------ Information shown

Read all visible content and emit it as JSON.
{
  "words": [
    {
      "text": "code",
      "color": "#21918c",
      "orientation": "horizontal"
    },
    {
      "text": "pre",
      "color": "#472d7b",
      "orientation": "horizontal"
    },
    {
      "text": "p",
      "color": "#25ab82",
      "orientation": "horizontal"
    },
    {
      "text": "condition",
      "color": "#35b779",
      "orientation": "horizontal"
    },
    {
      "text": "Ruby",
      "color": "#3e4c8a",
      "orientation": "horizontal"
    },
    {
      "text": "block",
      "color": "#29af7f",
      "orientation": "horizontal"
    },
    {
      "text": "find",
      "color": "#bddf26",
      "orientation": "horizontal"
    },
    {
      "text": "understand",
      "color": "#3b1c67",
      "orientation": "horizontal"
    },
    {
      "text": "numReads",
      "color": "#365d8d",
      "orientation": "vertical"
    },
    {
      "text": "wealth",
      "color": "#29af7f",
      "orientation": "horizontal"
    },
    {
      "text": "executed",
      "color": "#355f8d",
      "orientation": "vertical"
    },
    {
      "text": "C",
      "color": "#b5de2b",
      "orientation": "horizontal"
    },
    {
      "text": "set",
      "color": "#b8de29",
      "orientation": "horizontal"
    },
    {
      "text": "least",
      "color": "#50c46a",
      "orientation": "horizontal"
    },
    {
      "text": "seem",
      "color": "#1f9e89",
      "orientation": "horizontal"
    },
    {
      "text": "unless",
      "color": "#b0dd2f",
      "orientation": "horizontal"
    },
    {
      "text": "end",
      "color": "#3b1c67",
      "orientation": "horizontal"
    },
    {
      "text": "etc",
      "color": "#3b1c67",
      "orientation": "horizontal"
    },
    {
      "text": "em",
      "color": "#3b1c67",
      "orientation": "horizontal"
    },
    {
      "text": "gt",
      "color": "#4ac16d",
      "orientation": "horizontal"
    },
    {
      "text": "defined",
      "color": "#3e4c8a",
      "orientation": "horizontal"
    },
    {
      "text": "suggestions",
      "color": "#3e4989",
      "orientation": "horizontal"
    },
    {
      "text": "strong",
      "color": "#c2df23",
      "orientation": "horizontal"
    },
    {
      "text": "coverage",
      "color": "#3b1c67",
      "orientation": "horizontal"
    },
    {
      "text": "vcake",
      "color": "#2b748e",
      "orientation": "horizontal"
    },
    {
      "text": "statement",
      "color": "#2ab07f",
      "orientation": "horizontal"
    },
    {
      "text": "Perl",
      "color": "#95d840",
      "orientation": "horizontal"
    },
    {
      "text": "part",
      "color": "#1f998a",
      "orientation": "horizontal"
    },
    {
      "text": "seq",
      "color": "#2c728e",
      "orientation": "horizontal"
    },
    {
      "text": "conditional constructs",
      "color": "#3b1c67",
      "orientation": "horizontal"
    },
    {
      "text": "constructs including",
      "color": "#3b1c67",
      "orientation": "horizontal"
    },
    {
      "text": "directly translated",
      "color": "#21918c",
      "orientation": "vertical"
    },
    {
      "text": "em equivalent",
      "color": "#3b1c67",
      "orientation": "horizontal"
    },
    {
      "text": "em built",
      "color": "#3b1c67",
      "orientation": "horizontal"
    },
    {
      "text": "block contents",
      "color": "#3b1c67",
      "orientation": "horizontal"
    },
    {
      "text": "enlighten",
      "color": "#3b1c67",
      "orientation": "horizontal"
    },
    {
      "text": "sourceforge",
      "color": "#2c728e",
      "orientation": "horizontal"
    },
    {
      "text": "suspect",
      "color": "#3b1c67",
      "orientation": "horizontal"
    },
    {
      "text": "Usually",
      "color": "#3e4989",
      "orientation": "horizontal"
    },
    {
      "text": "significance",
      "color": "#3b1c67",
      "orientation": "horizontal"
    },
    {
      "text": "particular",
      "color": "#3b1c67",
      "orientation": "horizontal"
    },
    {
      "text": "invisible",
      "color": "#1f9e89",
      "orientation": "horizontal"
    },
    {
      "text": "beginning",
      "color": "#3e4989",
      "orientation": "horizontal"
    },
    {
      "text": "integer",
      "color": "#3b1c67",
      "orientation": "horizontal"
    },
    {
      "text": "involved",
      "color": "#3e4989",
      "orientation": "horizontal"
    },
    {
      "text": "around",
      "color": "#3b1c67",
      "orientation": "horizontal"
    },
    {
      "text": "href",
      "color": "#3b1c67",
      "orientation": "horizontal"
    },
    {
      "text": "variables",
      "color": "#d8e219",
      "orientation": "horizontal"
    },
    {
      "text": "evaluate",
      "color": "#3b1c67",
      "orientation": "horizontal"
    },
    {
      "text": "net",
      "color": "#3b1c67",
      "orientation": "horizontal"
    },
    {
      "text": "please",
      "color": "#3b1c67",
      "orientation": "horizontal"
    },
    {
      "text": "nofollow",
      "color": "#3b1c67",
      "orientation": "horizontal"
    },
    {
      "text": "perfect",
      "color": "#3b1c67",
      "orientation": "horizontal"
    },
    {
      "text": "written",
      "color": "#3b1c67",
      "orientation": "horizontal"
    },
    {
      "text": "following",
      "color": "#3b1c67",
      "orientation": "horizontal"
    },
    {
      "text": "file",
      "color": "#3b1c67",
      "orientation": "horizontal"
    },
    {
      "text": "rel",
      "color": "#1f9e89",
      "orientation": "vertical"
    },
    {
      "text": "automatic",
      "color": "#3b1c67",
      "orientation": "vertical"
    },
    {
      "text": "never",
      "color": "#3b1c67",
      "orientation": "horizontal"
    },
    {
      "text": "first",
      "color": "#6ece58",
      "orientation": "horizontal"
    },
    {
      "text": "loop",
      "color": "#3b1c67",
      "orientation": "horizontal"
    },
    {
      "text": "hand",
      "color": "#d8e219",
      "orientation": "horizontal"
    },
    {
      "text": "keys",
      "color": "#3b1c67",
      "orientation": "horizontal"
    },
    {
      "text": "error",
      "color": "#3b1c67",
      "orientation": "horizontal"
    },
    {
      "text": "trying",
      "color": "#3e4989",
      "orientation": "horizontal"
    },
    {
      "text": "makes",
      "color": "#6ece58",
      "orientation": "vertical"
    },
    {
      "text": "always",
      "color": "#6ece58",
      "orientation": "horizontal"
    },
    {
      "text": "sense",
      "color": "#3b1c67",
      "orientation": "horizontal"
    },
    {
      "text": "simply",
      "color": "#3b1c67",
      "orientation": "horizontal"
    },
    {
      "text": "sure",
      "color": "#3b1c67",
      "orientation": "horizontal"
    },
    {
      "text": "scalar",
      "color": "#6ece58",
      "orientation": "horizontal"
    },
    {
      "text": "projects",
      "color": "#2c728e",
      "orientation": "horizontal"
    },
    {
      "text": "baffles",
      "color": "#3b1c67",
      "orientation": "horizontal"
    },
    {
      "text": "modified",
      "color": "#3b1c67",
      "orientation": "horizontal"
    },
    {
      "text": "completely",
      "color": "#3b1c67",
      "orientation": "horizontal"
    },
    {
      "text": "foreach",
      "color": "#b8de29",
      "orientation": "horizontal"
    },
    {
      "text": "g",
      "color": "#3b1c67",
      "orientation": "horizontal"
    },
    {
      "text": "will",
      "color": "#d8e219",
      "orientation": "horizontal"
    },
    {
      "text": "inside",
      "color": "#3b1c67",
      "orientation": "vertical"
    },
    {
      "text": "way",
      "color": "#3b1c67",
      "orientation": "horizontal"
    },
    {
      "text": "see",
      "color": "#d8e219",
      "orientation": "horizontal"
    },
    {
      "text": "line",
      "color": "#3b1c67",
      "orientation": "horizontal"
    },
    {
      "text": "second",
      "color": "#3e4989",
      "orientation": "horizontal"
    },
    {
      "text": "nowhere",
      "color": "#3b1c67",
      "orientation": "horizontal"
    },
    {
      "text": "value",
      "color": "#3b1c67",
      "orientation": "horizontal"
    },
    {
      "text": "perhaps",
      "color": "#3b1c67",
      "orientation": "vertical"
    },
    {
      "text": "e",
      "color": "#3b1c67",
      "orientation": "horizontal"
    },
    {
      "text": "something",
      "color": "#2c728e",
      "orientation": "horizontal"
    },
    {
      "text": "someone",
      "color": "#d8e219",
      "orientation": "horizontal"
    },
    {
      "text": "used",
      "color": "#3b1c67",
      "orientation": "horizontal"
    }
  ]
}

------------

▶ _Work to be completed_
Where a line of the entries contains the word "constructs", copy that line.

▶ _Solution to this exercise_
      "text": "conditional constructs",
      "text": "constructs including",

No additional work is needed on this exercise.